◆ TASK PROMPT ◆
The data must be written out once more, precisely as given.

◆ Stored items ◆
____

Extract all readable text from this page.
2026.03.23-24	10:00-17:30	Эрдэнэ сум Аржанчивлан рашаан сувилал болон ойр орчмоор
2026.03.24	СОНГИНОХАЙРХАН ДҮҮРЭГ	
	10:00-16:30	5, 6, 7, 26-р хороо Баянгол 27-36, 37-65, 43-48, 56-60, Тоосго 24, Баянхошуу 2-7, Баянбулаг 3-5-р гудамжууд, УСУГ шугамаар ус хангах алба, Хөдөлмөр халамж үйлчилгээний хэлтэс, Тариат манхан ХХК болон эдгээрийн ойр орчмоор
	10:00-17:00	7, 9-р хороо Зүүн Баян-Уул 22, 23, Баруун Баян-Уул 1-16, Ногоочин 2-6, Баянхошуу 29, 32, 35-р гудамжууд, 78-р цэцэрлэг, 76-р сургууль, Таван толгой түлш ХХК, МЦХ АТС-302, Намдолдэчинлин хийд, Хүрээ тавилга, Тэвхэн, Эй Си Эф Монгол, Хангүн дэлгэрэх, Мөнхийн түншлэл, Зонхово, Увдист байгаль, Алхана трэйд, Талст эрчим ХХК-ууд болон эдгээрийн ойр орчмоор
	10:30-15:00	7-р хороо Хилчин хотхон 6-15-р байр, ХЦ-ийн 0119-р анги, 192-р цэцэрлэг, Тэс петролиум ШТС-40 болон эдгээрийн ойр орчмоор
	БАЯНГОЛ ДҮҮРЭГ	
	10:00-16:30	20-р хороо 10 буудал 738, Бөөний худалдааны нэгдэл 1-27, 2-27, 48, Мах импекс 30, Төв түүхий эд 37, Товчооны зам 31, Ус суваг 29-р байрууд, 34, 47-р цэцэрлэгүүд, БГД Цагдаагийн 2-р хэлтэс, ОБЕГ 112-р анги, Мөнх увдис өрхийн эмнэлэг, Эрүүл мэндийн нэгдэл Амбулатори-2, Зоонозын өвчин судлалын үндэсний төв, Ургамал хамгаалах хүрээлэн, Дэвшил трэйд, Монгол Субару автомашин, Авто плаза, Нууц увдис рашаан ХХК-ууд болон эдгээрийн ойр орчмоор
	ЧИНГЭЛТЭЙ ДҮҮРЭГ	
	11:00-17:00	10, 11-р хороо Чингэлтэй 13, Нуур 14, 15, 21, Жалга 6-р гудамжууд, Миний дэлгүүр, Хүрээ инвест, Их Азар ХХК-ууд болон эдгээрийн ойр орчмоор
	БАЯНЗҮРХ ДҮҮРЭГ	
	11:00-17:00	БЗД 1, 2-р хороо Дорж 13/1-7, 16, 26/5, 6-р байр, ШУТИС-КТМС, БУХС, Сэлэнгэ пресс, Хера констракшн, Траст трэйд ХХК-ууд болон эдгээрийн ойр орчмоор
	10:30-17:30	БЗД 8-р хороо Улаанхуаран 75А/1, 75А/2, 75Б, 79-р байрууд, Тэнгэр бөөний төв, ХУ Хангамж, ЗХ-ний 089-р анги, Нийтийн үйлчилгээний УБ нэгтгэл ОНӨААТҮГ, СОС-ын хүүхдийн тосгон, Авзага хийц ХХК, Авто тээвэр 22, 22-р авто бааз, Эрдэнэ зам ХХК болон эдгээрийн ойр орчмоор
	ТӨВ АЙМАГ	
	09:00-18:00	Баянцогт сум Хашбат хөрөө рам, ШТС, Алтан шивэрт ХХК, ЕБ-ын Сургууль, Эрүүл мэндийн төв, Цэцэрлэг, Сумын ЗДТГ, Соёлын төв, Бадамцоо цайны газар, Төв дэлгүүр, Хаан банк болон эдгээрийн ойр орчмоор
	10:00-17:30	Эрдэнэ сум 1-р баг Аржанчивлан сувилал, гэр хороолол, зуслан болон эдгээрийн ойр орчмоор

____

◆ THE OUTPUT ◆
Extract all readable text from this page.
2026.03.23-24	10:00-17:30	Эрдэнэ сум Аржанчивлан рашаан сувилал болон ойр орчмоор
2026.03.24	СОНГИНОХАЙРХАН ДҮҮРЭГ	
	10:00-16:30	5, 6, 7, 26-р хороо Баянгол 27-36, 37-65, 43-48, 56-60, Тоосго 24, Баянхошуу 2-7, Баянбулаг 3-5-р гудамжууд, УСУГ шугамаар ус хангах алба, Хөдөлмөр халамж үйлчилгээний хэлтэс, Тариат манхан ХХК болон эдгээрийн ойр орчмоор
	10:00-17:00	7, 9-р хороо Зүүн Баян-Уул 22, 23, Баруун Баян-Уул 1-16, Ногоочин 2-6, Баянхошуу 29, 32, 35-р гудамжууд, 78-р цэцэрлэг, 76-р сургууль, Таван толгой түлш ХХК, МЦХ АТС-302, Намдолдэчинлин хийд, Хүрээ тавилга, Тэвхэн, Эй Си Эф Монгол, Хангүн дэлгэрэх, Мөнхийн түншлэл, Зонхово, Увдист байгаль, Алхана трэйд, Талст эрчим ХХК-ууд болон эдгээрийн ойр орчмоор
	10:30-15:00	7-р хороо Хилчин хотхон 6-15-р байр, ХЦ-ийн 0119-р анги, 192-р цэцэрлэг, Тэс петролиум ШТС-40 болон эдгээрийн ойр орчмоор
	БАЯНГОЛ ДҮҮРЭГ	
	10:00-16:30	20-р хороо 10 буудал 738, Бөөний худалдааны нэгдэл 1-27, 2-27, 48, Мах импекс 30, Төв түүхий эд 37, Товчооны зам 31, Ус суваг 29-р байрууд, 34, 47-р цэцэрлэгүүд, БГД Цагдаагийн 2-р хэлтэс, ОБЕГ 112-р анги, Мөнх увдис өрхийн эмнэлэг, Эрүүл мэндийн нэгдэл Амбулатори-2, Зоонозын өвчин судлалын үндэсний төв, Ургамал хамгаалах хүрээлэн, Дэвшил трэйд, Монгол Субару автомашин, Авто плаза, Нууц увдис рашаан ХХК-ууд болон эдгээрийн ойр орчмоор
	ЧИНГЭЛТЭЙ ДҮҮРЭГ	
	11:00-17:00	10, 11-р хороо Чингэлтэй 13, Нуур 14, 15, 21, Жалга 6-р гудамжууд, Миний дэлгүүр, Хүрээ инвест, Их Азар ХХК-ууд болон эдгээрийн ойр орчмоор
	БАЯНЗҮРХ ДҮҮРЭГ	
	11:00-17:00	БЗД 1, 2-р хороо Дорж 13/1-7, 16, 26/5, 6-р байр, ШУТИС-КТМС, БУХС, Сэлэнгэ пресс, Хера констракшн, Траст трэйд ХХК-ууд болон эдгээрийн ойр орчмоор
	10:30-17:30	БЗД 8-р хороо Улаанхуаран 75А/1, 75А/2, 75Б, 79-р байрууд, Тэнгэр бөөний төв, ХУ Хангамж, ЗХ-ний 089-р анги, Нийтийн үйлчилгээний УБ нэгтгэл ОНӨААТҮГ, СОС-ын хүүхдийн тосгон, Авзага хийц ХХК, Авто тээвэр 22, 22-р авто бааз, Эрдэнэ зам ХХК болон эдгээрийн ойр орчмоор
	ТӨВ АЙМАГ	
	09:00-18:00	Баянцогт сум Хашбат хөрөө рам, ШТС, Алтан шивэрт ХХК, ЕБ-ын Сургууль, Эрүүл мэндийн төв, Цэцэрлэг, Сумын ЗДТГ, Соёлын төв, Бадамцоо цайны газар, Төв дэлгүүр, Хаан банк болон эдгээрийн ойр орчмоор
	10:00-17:30	Эрдэнэ сум 1-р баг Аржанчивлан сувилал, гэр хороолол, зуслан болон эдгээрийн ойр орчмоор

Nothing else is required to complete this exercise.